WORK REQUIRED :: Go through the material and pull out every line with the string "деятельности" in it.

DATA FOR THIS EXERCISE ::
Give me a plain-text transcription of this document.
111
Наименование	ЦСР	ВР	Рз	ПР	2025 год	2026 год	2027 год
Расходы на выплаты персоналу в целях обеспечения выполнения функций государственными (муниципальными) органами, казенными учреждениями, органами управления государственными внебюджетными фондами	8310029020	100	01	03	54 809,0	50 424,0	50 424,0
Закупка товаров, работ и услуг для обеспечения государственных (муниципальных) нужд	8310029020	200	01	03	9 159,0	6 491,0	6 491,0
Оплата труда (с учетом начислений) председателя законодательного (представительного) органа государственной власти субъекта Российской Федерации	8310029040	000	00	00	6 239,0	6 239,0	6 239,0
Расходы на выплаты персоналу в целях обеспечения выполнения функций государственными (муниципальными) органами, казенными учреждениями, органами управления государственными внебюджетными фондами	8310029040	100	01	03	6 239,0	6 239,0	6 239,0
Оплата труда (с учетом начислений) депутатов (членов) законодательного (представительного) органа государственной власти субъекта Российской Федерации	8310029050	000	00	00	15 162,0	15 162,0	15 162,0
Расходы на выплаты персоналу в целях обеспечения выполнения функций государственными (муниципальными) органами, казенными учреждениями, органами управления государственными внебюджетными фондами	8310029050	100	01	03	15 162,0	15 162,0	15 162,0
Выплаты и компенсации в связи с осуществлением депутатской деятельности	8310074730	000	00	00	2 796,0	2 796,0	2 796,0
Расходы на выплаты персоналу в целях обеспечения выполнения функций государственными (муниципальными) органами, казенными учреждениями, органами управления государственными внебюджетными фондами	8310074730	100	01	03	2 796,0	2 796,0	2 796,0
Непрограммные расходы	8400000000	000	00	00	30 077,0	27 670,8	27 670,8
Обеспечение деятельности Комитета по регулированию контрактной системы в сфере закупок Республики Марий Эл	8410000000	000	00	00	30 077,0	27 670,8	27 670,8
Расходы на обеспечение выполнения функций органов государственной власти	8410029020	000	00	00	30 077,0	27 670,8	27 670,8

WRITTEN SOLUTION ::
Выплаты и компенсации в связи с осуществлением депутатской деятельности	8310074730	000	00	00	2 796,0	2 796,0	2 796,0
Обеспечение деятельности Комитета по регулированию контрактной системы в сфере закупок Республики Марий Эл	8410000000	000	00	00	30 077,0	27 670,8	27 670,8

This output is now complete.